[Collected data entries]
+--

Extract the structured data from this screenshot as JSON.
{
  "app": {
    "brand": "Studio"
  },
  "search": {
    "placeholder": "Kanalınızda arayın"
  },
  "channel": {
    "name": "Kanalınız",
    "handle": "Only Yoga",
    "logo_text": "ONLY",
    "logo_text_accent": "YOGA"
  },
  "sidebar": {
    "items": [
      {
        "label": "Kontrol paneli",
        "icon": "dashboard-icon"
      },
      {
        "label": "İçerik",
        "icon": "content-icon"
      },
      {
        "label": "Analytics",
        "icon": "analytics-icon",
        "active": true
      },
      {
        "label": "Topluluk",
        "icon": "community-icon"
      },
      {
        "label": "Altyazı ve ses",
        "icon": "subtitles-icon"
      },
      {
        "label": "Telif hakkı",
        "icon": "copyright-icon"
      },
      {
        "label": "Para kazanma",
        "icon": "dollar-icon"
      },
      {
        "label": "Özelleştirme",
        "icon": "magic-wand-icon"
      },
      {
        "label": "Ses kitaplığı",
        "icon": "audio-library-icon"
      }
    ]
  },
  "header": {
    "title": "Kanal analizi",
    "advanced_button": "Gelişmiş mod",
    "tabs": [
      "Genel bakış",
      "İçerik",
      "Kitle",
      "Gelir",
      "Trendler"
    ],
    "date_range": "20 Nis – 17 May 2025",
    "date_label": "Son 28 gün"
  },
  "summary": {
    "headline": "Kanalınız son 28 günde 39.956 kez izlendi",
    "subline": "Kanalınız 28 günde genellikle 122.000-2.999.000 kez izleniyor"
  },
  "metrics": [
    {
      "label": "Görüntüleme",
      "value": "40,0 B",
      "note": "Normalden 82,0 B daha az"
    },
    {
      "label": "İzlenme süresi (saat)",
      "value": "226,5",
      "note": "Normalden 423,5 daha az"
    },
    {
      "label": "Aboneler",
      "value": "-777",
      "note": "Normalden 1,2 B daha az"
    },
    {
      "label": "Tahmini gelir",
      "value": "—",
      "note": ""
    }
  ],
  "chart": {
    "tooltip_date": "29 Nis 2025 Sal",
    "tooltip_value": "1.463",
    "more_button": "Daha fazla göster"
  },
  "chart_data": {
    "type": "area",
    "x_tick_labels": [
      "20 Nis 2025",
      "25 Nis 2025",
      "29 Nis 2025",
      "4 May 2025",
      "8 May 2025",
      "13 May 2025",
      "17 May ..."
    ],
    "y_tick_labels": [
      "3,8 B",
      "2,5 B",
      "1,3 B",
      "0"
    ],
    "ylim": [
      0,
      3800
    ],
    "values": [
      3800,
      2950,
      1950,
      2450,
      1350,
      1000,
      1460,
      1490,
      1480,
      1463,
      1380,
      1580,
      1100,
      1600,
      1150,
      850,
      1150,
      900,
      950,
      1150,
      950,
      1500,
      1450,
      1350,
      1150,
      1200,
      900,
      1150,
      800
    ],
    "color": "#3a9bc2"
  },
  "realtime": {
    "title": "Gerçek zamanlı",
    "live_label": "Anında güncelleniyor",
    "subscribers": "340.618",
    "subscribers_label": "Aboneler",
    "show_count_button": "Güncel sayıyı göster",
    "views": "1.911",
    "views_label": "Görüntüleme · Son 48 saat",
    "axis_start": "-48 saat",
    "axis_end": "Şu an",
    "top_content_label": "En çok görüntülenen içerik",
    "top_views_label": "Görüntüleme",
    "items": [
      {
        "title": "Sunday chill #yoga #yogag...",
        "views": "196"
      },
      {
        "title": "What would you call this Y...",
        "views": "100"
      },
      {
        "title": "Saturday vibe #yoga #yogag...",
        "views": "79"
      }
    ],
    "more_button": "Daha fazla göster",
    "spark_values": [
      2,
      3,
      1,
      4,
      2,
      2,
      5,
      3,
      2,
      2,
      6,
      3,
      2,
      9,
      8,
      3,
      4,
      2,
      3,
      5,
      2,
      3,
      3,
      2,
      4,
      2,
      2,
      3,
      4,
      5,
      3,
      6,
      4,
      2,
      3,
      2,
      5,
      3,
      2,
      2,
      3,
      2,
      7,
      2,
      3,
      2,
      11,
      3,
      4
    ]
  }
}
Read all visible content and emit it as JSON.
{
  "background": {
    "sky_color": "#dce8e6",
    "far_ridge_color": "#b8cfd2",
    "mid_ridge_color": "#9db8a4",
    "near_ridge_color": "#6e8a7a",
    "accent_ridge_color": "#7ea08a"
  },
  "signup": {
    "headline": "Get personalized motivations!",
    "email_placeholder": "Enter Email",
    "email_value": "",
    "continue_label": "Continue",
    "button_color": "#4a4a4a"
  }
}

+--

Transcribe the data above in full, exactly.

The output
Extract the structured data from this screenshot as JSON.
{
  "app": {
    "brand": "Studio"
  },
  "search": {
    "placeholder": "Kanalınızda arayın"
  },
  "channel": {
    "name": "Kanalınız",
    "handle": "Only Yoga",
    "logo_text": "ONLY",
    "logo_text_accent": "YOGA"
  },
  "sidebar": {
    "items": [
      {
        "label": "Kontrol paneli",
        "icon": "dashboard-icon"
      },
      {
        "label": "İçerik",
        "icon": "content-icon"
      },
      {
        "label": "Analytics",
        "icon": "analytics-icon",
        "active": true
      },
      {
        "label": "Topluluk",
        "icon": "community-icon"
      },
      {
        "label": "Altyazı ve ses",
        "icon": "subtitles-icon"
      },
      {
        "label": "Telif hakkı",
        "icon": "copyright-icon"
      },
      {
        "label": "Para kazanma",
        "icon": "dollar-icon"
      },
      {
        "label": "Özelleştirme",
        "icon": "magic-wand-icon"
      },
      {
        "label": "Ses kitaplığı",
        "icon": "audio-library-icon"
      }
    ]
  },
  "header": {
    "title": "Kanal analizi",
    "advanced_button": "Gelişmiş mod",
    "tabs": [
      "Genel bakış",
      "İçerik",
      "Kitle",
      "Gelir",
      "Trendler"
    ],
    "date_range": "20 Nis – 17 May 2025",
    "date_label": "Son 28 gün"
  },
  "summary": {
    "headline": "Kanalınız son 28 günde 39.956 kez izlendi",
    "subline": "Kanalınız 28 günde genellikle 122.000-2.999.000 kez izleniyor"
  },
  "metrics": [
    {
      "label": "Görüntüleme",
      "value": "40,0 B",
      "note": "Normalden 82,0 B daha az"
    },
    {
      "label": "İzlenme süresi (saat)",
      "value": "226,5",
      "note": "Normalden 423,5 daha az"
    },
    {
      "label": "Aboneler",
      "value": "-777",
      "note": "Normalden 1,2 B daha az"
    },
    {
      "label": "Tahmini gelir",
      "value": "—",
      "note": ""
    }
  ],
  "chart": {
    "tooltip_date": "29 Nis 2025 Sal",
    "tooltip_value": "1.463",
    "more_button": "Daha fazla göster"
  },
  "chart_data": {
    "type": "area",
    "x_tick_labels": [
      "20 Nis 2025",
      "25 Nis 2025",
      "29 Nis 2025",
      "4 May 2025",
      "8 May 2025",
      "13 May 2025",
      "17 May ..."
    ],
    "y_tick_labels": [
      "3,8 B",
      "2,5 B",
      "1,3 B",
      "0"
    ],
    "ylim": [
      0,
      3800
    ],
    "values": [
      3800,
      2950,
      1950,
      2450,
      1350,
      1000,
      1460,
      1490,
      1480,
      1463,
      1380,
      1580,
      1100,
      1600,
      1150,
      850,
      1150,
      900,
      950,
      1150,
      950,
      1500,
      1450,
      1350,
      1150,
      1200,
      900,
      1150,
      800
    ],
    "color": "#3a9bc2"
  },
  "realtime": {
    "title": "Gerçek zamanlı",
    "live_label": "Anında güncelleniyor",
    "subscribers": "340.618",
    "subscribers_label": "Aboneler",
    "show_count_button": "Güncel sayıyı göster",
    "views": "1.911",
    "views_label": "Görüntüleme · Son 48 saat",
    "axis_start": "-48 saat",
    "axis_end": "Şu an",
    "top_content_label": "En çok görüntülenen içerik",
    "top_views_label": "Görüntüleme",
    "items": [
      {
        "title": "Sunday chill #yoga #yogag...",
        "views": "196"
      },
      {
        "title": "What would you call this Y...",
        "views": "100"
      },
      {
        "title": "Saturday vibe #yoga #yogag...",
        "views": "79"
      }
    ],
    "more_button": "Daha fazla göster",
    "spark_values": [
      2,
      3,
      1,
      4,
      2,
      2,
      5,
      3,
      2,
      2,
      6,
      3,
      2,
      9,
      8,
      3,
      4,
      2,
      3,
      5,
      2,
      3,
      3,
      2,
      4,
      2,
      2,
      3,
      4,
      5,
      3,
      6,
      4,
      2,
      3,
      2,
      5,
      3,
      2,
      2,
      3,
      2,
      7,
      2,
      3,
      2,
      11,
      3,
      4
    ]
  }
}
Read all visible content and emit it as JSON.
{
  "background": {
    "sky_color": "#dce8e6",
    "far_ridge_color": "#b8cfd2",
    "mid_ridge_color": "#9db8a4",
    "near_ridge_color": "#6e8a7a",
    "accent_ridge_color": "#7ea08a"
  },
  "signup": {
    "headline": "Get personalized motivations!",
    "email_placeholder": "Enter Email",
    "email_value": "",
    "continue_label": "Continue",
    "button_color": "#4a4a4a"
  }
}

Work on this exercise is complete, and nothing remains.